## Exercise details:
Collect the lines of the entries where "сумерки" shows up.

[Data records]
- - - - -

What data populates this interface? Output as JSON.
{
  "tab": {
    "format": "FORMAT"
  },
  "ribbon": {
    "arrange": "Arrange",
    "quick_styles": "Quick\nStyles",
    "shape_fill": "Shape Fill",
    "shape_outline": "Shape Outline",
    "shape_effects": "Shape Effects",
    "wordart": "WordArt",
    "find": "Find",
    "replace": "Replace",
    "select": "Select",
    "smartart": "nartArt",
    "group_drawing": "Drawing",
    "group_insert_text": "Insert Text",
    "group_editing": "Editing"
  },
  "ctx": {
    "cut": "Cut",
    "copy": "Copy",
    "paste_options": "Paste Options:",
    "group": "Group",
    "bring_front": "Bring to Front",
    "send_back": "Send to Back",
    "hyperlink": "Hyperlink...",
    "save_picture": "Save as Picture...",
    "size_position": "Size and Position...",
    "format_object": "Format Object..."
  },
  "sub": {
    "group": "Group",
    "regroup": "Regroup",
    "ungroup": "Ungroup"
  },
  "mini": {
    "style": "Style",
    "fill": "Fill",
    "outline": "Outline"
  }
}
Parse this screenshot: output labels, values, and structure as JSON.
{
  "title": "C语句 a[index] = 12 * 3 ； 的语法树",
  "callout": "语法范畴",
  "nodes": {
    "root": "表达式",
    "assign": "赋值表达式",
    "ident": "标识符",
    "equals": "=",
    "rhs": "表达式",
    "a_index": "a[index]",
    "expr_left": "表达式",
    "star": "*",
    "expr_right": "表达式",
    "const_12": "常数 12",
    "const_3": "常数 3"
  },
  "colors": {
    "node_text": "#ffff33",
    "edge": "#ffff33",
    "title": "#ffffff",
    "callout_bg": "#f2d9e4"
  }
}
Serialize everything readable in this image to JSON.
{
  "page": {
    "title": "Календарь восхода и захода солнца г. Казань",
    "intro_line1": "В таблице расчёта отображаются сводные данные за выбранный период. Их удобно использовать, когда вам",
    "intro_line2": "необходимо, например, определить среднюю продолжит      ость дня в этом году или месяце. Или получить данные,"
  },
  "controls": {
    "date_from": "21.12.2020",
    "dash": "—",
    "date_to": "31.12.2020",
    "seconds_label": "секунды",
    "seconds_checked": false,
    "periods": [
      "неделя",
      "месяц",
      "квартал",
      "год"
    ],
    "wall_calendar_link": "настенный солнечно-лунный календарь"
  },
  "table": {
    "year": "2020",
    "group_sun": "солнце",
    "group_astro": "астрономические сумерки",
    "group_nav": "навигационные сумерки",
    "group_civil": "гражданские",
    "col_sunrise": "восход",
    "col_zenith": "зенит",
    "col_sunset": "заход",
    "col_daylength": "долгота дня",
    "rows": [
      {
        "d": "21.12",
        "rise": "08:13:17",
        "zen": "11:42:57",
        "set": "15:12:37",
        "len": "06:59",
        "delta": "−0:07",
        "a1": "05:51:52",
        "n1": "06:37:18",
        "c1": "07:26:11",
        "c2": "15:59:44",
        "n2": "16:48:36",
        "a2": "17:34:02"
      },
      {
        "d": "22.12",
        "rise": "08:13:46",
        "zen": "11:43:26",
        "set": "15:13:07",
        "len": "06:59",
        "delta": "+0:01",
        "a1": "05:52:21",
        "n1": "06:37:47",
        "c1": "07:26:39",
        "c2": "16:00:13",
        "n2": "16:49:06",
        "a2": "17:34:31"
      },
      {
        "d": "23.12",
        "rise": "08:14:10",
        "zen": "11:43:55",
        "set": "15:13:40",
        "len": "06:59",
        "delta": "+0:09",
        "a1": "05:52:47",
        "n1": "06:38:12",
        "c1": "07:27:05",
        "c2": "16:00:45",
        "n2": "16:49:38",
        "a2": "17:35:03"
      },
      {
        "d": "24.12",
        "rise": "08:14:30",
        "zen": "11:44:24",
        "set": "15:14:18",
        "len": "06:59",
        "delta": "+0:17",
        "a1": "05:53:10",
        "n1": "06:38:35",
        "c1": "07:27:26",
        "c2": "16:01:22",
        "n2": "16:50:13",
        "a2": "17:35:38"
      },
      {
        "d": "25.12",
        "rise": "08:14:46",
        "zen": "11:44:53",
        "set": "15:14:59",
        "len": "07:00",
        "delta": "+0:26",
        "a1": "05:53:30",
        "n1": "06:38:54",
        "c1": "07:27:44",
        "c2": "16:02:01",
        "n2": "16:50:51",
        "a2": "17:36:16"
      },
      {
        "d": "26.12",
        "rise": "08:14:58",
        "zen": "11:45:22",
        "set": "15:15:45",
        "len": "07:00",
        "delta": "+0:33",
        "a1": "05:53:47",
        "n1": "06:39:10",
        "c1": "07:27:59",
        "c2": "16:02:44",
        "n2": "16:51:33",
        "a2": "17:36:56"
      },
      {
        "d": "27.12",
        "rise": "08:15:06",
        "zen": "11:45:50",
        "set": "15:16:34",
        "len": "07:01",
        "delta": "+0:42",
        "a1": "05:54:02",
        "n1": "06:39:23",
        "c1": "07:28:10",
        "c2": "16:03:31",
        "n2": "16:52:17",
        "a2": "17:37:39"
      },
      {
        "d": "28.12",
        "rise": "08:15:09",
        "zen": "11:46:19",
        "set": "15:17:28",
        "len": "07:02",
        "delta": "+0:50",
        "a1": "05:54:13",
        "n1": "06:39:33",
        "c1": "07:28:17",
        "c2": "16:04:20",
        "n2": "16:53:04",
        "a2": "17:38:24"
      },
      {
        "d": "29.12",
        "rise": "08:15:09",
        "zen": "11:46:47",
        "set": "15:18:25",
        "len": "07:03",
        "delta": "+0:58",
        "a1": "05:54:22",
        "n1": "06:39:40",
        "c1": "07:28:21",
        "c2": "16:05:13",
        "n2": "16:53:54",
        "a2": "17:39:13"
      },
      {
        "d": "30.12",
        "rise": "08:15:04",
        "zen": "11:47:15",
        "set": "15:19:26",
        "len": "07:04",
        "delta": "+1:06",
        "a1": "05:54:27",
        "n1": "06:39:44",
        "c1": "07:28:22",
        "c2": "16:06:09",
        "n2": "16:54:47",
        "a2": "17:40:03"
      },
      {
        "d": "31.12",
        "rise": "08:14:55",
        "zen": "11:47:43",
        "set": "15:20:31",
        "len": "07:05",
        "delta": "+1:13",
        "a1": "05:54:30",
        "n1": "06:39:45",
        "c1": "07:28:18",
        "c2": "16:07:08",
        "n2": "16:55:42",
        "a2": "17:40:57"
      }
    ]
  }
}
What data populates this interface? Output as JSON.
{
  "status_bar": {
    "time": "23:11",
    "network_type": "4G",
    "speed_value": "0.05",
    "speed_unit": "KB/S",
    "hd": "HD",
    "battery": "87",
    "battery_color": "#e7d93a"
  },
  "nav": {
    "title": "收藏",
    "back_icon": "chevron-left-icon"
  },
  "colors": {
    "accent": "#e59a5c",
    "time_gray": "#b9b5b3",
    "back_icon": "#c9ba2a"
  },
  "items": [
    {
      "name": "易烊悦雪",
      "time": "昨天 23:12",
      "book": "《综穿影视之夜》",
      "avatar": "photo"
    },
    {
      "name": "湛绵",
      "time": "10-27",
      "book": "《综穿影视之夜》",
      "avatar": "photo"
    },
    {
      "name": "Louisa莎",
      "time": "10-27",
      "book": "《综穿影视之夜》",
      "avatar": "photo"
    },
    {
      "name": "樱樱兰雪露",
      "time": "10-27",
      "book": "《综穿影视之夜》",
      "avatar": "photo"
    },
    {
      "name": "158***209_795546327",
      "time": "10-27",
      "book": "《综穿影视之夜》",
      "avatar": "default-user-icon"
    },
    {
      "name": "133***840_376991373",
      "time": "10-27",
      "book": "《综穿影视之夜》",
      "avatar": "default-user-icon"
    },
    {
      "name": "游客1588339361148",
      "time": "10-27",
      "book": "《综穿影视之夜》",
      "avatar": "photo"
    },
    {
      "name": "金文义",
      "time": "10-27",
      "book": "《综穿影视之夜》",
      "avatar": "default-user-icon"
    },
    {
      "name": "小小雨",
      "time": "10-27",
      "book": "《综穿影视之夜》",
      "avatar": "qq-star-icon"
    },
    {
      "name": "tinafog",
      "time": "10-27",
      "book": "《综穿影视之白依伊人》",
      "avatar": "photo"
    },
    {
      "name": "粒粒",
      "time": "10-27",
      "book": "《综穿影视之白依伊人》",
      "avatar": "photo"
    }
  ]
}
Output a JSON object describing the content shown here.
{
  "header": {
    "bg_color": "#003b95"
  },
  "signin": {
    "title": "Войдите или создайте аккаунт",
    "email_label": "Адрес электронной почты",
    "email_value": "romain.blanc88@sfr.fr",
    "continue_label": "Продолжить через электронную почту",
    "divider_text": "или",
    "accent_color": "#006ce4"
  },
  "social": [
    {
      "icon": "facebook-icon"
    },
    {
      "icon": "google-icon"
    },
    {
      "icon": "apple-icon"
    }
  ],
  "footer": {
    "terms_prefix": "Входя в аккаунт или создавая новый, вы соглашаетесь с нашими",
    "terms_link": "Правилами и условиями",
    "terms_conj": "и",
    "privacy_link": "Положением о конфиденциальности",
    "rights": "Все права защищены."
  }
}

- - - - -

## Expected answer:
    "group_astro": "астрономические сумерки",
    "group_nav": "навигационные сумерки",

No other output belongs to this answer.